# Material supplied
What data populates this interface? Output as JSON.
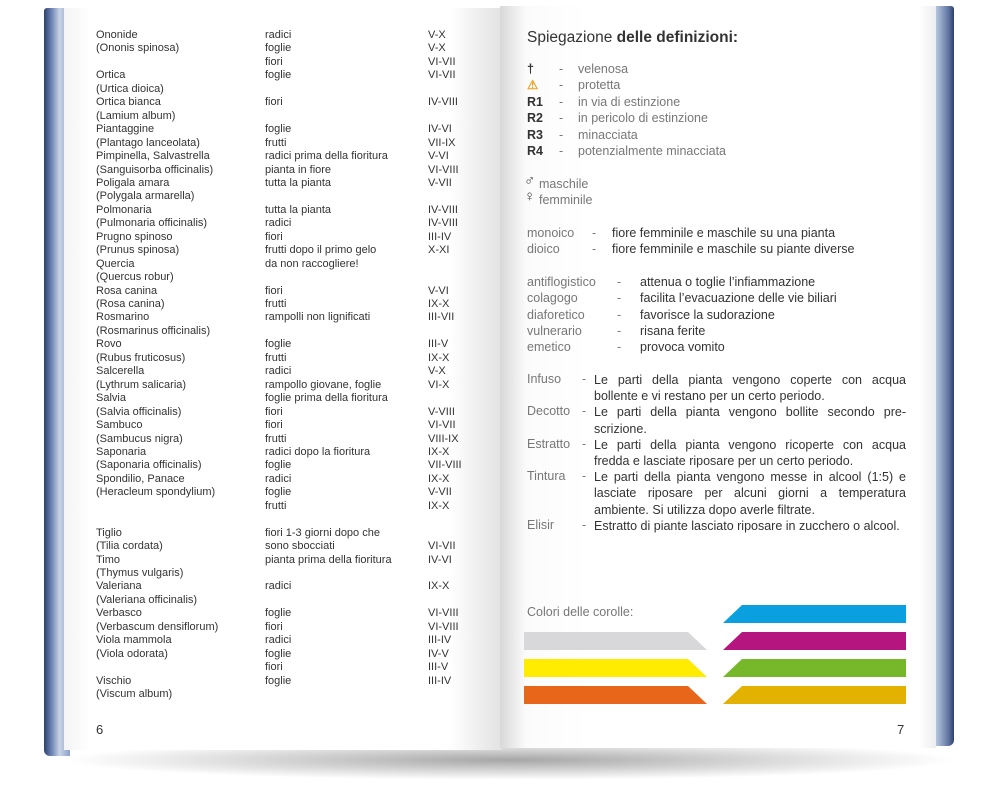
{
  "left_page": {
    "page_number": "6",
    "rows": [
      [
        "Ononide",
        "radici",
        "V-X"
      ],
      [
        "(Ononis spinosa)",
        "foglie",
        "V-X"
      ],
      [
        "",
        "fiori",
        "VI-VII"
      ],
      [
        "Ortica",
        "foglie",
        "VI-VII"
      ],
      [
        "(Urtica dioica)",
        "",
        ""
      ],
      [
        "Ortica bianca",
        "fiori",
        "IV-VIII"
      ],
      [
        "(Lamium album)",
        "",
        ""
      ],
      [
        "Piantaggine",
        "foglie",
        "IV-VI"
      ],
      [
        "(Plantago lanceolata)",
        "frutti",
        "VII-IX"
      ],
      [
        "Pimpinella, Salvastrella",
        "radici prima della fioritura",
        "V-VI"
      ],
      [
        "(Sanguisorba officinalis)",
        "pianta in fiore",
        "VI-VIII"
      ],
      [
        "Poligala amara",
        "tutta la pianta",
        "V-VII"
      ],
      [
        "(Polygala armarella)",
        "",
        ""
      ],
      [
        "Polmonaria",
        "tutta la pianta",
        "IV-VIII"
      ],
      [
        "(Pulmonaria officinalis)",
        "radici",
        "IV-VIII"
      ],
      [
        "Prugno spinoso",
        "fiori",
        "III-IV"
      ],
      [
        "(Prunus spinosa)",
        "frutti dopo il primo gelo",
        "X-XI"
      ],
      [
        "Quercia",
        "da non raccogliere!",
        ""
      ],
      [
        "(Quercus robur)",
        "",
        ""
      ],
      [
        "Rosa canina",
        "fiori",
        "V-VI"
      ],
      [
        "(Rosa canina)",
        "frutti",
        "IX-X"
      ],
      [
        "Rosmarino",
        "rampolli non lignificati",
        "III-VII"
      ],
      [
        "(Rosmarinus officinalis)",
        "",
        ""
      ],
      [
        "Rovo",
        "foglie",
        "III-V"
      ],
      [
        "(Rubus fruticosus)",
        "frutti",
        "IX-X"
      ],
      [
        "Salcerella",
        "radici",
        "V-X"
      ],
      [
        "(Lythrum salicaria)",
        "rampollo giovane, foglie",
        "VI-X"
      ],
      [
        "Salvia",
        "foglie prima della fioritura",
        ""
      ],
      [
        "(Salvia officinalis)",
        "fiori",
        "V-VIII"
      ],
      [
        "Sambuco",
        "fiori",
        "VI-VII"
      ],
      [
        "(Sambucus nigra)",
        "frutti",
        "VIII-IX"
      ],
      [
        "Saponaria",
        "radici dopo la fioritura",
        "IX-X"
      ],
      [
        "(Saponaria officinalis)",
        "foglie",
        "VII-VIII"
      ],
      [
        "Spondilio, Panace",
        "radici",
        "IX-X"
      ],
      [
        "(Heracleum spondylium)",
        "foglie",
        "V-VII"
      ],
      [
        "",
        "frutti",
        "IX-X"
      ],
      [
        "",
        "",
        ""
      ],
      [
        "Tiglio",
        "fiori 1-3 giorni dopo che",
        ""
      ],
      [
        "(Tilia cordata)",
        "sono sbocciati",
        "VI-VII"
      ],
      [
        "Timo",
        "pianta prima della fioritura",
        "IV-VI"
      ],
      [
        "(Thymus vulgaris)",
        "",
        ""
      ],
      [
        "Valeriana",
        "radici",
        "IX-X"
      ],
      [
        "(Valeriana officinalis)",
        "",
        ""
      ],
      [
        "Verbasco",
        "foglie",
        "VI-VIII"
      ],
      [
        "(Verbascum densiflorum)",
        "fiori",
        "VI-VIII"
      ],
      [
        "Viola mammola",
        "radici",
        "III-IV"
      ],
      [
        "(Viola odorata)",
        "foglie",
        "IV-V"
      ],
      [
        "",
        "fiori",
        "III-V"
      ],
      [
        "Vischio",
        "foglie",
        "III-IV"
      ],
      [
        "(Viscum album)",
        "",
        ""
      ]
    ]
  },
  "right_page": {
    "page_number": "7",
    "title_a": "Spiegazione",
    "title_b": " delle definizioni:",
    "symbols": [
      {
        "symbol": "†",
        "icon": "dagger-icon",
        "text": "velenosa"
      },
      {
        "symbol": "⚠",
        "icon": "warning-triangle-icon",
        "text": "protetta",
        "color": "#f0a020"
      },
      {
        "symbol": "R1",
        "text": "in via di estinzione"
      },
      {
        "symbol": "R2",
        "text": "in pericolo di estinzione"
      },
      {
        "symbol": "R3",
        "text": "minacciata"
      },
      {
        "symbol": "R4",
        "text": "potenzialmente minacciata"
      }
    ],
    "sex": [
      {
        "symbol": "♂",
        "icon": "male-icon",
        "text": "maschile"
      },
      {
        "symbol": "♀",
        "icon": "female-icon",
        "text": "femminile"
      }
    ],
    "plant_types": [
      {
        "term": "monoico",
        "text": "fiore femminile e maschile su una pianta"
      },
      {
        "term": "dioico",
        "text": "fiore femminile e maschile su piante diverse"
      }
    ],
    "properties": [
      {
        "term": "antiflogistico",
        "text": "attenua o toglie l’infiammazione"
      },
      {
        "term": "colagogo",
        "text": "facilita l’evacuazione delle vie biliari"
      },
      {
        "term": "diaforetico",
        "text": "favorisce la sudorazione"
      },
      {
        "term": "vulnerario",
        "text": "risana ferite"
      },
      {
        "term": "emetico",
        "text": "provoca vomito"
      }
    ],
    "preparations": [
      {
        "term": "Infuso",
        "text": "Le parti della pianta vengono coperte con acqua bollente e vi restano per un certo periodo.",
        "lines": 2
      },
      {
        "term": "Decotto",
        "text": "Le parti della pianta vengono bollite secondo pre-scrizione.",
        "lines": 2
      },
      {
        "term": "Estratto",
        "text": "Le parti della pianta vengono ricoperte con acqua fredda e lasciate riposare per un certo periodo.",
        "lines": 2
      },
      {
        "term": "Tintura",
        "text": "Le parti della pianta vengono messe in alcool (1:5) e lasciate riposare per alcuni giorni a temperatura ambiente. Si utilizza dopo averle filtrate.",
        "lines": 3
      },
      {
        "term": "Elisir",
        "text": "Estratto di piante lasciato riposare in zucchero o alcool.",
        "lines": 2
      }
    ],
    "dash": "-",
    "colors_label": "Colori delle corolle:",
    "corolla_colors": {
      "left": [
        "#d8d8da",
        "#ffec00",
        "#e8661a"
      ],
      "right": [
        "#0aa0e0",
        "#b5157e",
        "#76b82a",
        "#e3b100"
      ]
    }
  }
}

# Description of the task
Only a number is wanted: how many lines contain the word "delle"?

# Reply to the task
3